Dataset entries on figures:
▼
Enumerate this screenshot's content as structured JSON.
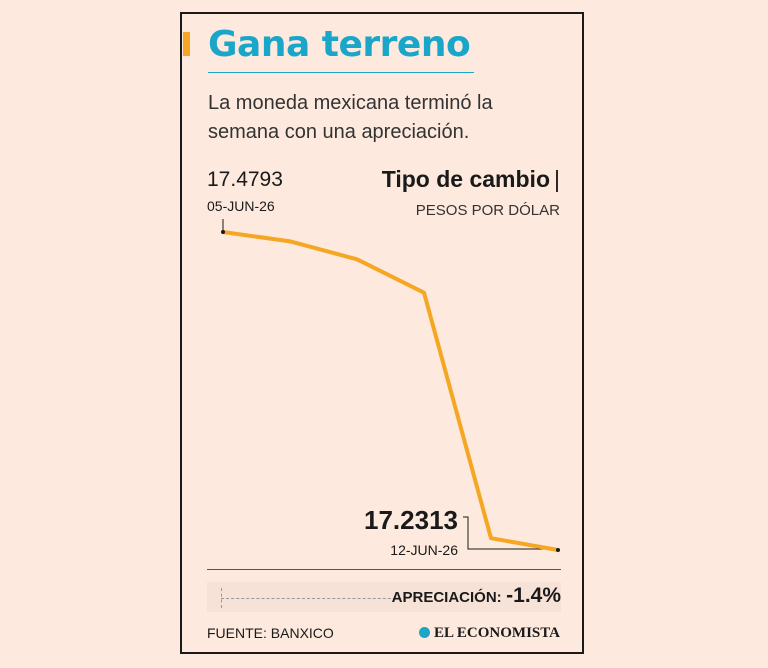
{
  "title": "Gana terreno",
  "subtitle": "La moneda mexicana terminó la semana con una apreciación.",
  "chart_label": "Tipo de cambio",
  "chart_unit": "PESOS POR DÓLAR",
  "start_annotation": {
    "value": "17.4793",
    "date": "05-JUN-26"
  },
  "end_annotation": {
    "value": "17.2313",
    "date": "12-JUN-26"
  },
  "change": {
    "label": "APRECIACIÓN:",
    "value": "-1.4%"
  },
  "source": "FUENTE: BANXICO",
  "brand": "EL ECONOMISTA",
  "colors": {
    "title": "#1aa6c8",
    "line": "#f5a623",
    "accent": "#f5a623",
    "background": "#fde9dd"
  },
  "chart_data": {
    "type": "line",
    "title": "Tipo de cambio",
    "ylabel": "PESOS POR DÓLAR",
    "x": [
      "05-JUN-26",
      "",
      "",
      "",
      "",
      "12-JUN-26"
    ],
    "series": [
      {
        "values": [
          17.4793,
          17.472,
          17.458,
          17.432,
          17.2405,
          17.2313
        ]
      }
    ],
    "ylim": [
      17.2313,
      17.4793
    ],
    "grid": false,
    "legend": "none"
  }
}
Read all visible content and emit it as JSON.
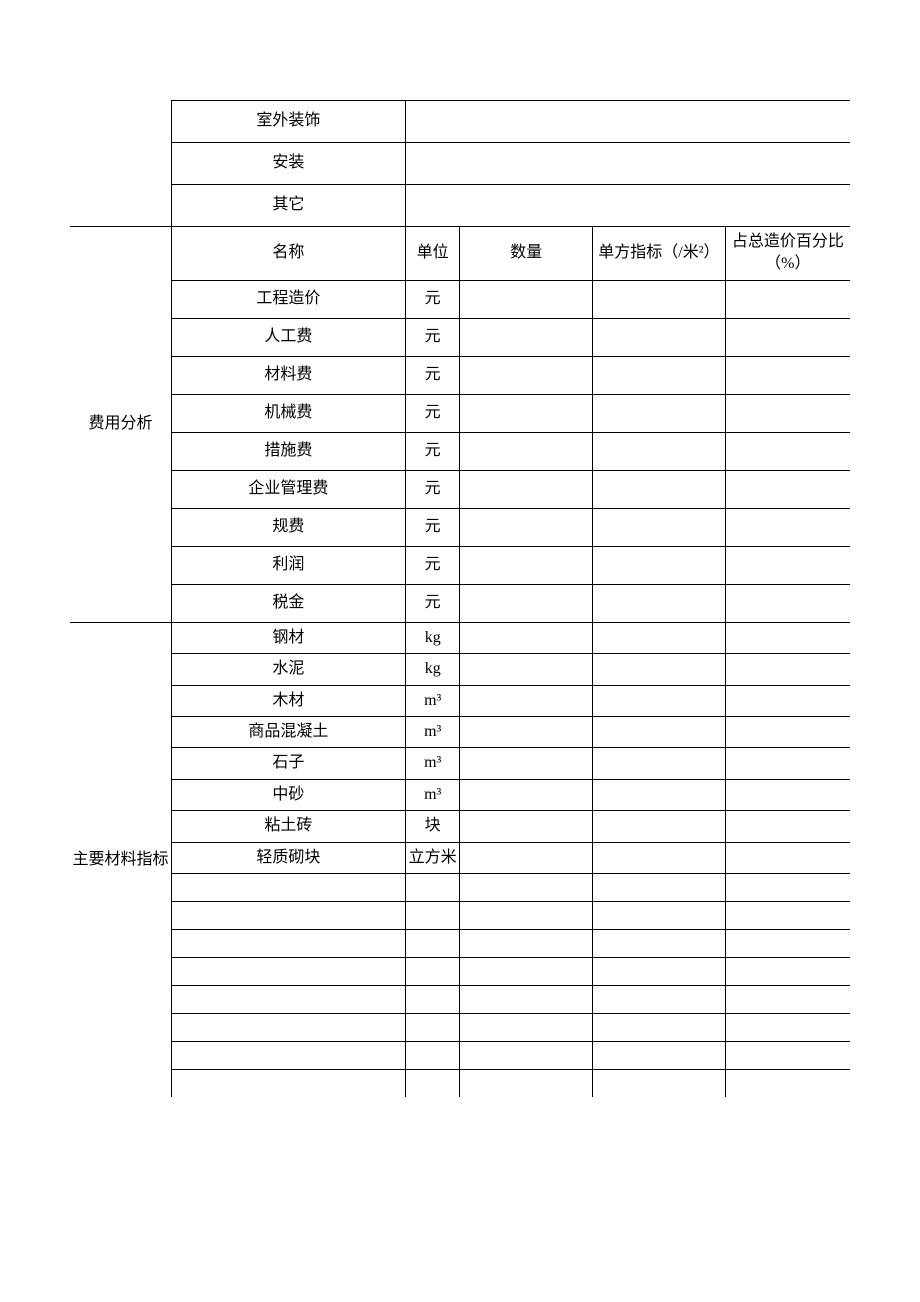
{
  "colors": {
    "border": "#000000",
    "background": "#ffffff",
    "text": "#000000"
  },
  "typography": {
    "font_family": "SimSun",
    "font_size": 16
  },
  "columns": {
    "widths_pct": [
      13,
      30,
      7,
      17,
      17,
      16
    ]
  },
  "section1": {
    "rows": [
      {
        "name": "室外装饰",
        "merged_right": true
      },
      {
        "name": "安装",
        "merged_right": true
      },
      {
        "name": "其它",
        "merged_right": true
      }
    ]
  },
  "section2": {
    "label": "费用分析",
    "header": {
      "name": "名称",
      "unit": "单位",
      "qty": "数量",
      "index": "单方指标（/米²）",
      "pct": "占总造价百分比（%）"
    },
    "rows": [
      {
        "name": "工程造价",
        "unit": "元",
        "qty": "",
        "index": "",
        "pct": ""
      },
      {
        "name": "人工费",
        "unit": "元",
        "qty": "",
        "index": "",
        "pct": ""
      },
      {
        "name": "材料费",
        "unit": "元",
        "qty": "",
        "index": "",
        "pct": ""
      },
      {
        "name": "机械费",
        "unit": "元",
        "qty": "",
        "index": "",
        "pct": ""
      },
      {
        "name": "措施费",
        "unit": "元",
        "qty": "",
        "index": "",
        "pct": ""
      },
      {
        "name": "企业管理费",
        "unit": "元",
        "qty": "",
        "index": "",
        "pct": ""
      },
      {
        "name": "规费",
        "unit": "元",
        "qty": "",
        "index": "",
        "pct": ""
      },
      {
        "name": "利润",
        "unit": "元",
        "qty": "",
        "index": "",
        "pct": ""
      },
      {
        "name": "税金",
        "unit": "元",
        "qty": "",
        "index": "",
        "pct": ""
      }
    ]
  },
  "section3": {
    "label": "主要材料指标",
    "rows": [
      {
        "name": "钢材",
        "unit": "kg",
        "qty": "",
        "index": "",
        "pct": ""
      },
      {
        "name": "水泥",
        "unit": "kg",
        "qty": "",
        "index": "",
        "pct": ""
      },
      {
        "name": "木材",
        "unit": "m³",
        "qty": "",
        "index": "",
        "pct": ""
      },
      {
        "name": "商品混凝土",
        "unit": "m³",
        "qty": "",
        "index": "",
        "pct": ""
      },
      {
        "name": "石子",
        "unit": "m³",
        "qty": "",
        "index": "",
        "pct": ""
      },
      {
        "name": "中砂",
        "unit": "m³",
        "qty": "",
        "index": "",
        "pct": ""
      },
      {
        "name": "粘土砖",
        "unit": "块",
        "qty": "",
        "index": "",
        "pct": ""
      },
      {
        "name": "轻质砌块",
        "unit": "立方米",
        "qty": "",
        "index": "",
        "pct": ""
      },
      {
        "name": "",
        "unit": "",
        "qty": "",
        "index": "",
        "pct": ""
      },
      {
        "name": "",
        "unit": "",
        "qty": "",
        "index": "",
        "pct": ""
      },
      {
        "name": "",
        "unit": "",
        "qty": "",
        "index": "",
        "pct": ""
      },
      {
        "name": "",
        "unit": "",
        "qty": "",
        "index": "",
        "pct": ""
      },
      {
        "name": "",
        "unit": "",
        "qty": "",
        "index": "",
        "pct": ""
      },
      {
        "name": "",
        "unit": "",
        "qty": "",
        "index": "",
        "pct": ""
      },
      {
        "name": "",
        "unit": "",
        "qty": "",
        "index": "",
        "pct": ""
      },
      {
        "name": "",
        "unit": "",
        "qty": "",
        "index": "",
        "pct": ""
      }
    ]
  }
}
▲
§ Your goal
Return every line from the records above that holds the word "PESOS".

§ The answer
  "chart_unit": "PESOS POR DÓLAR",
    "ylabel": "PESOS POR DÓLAR",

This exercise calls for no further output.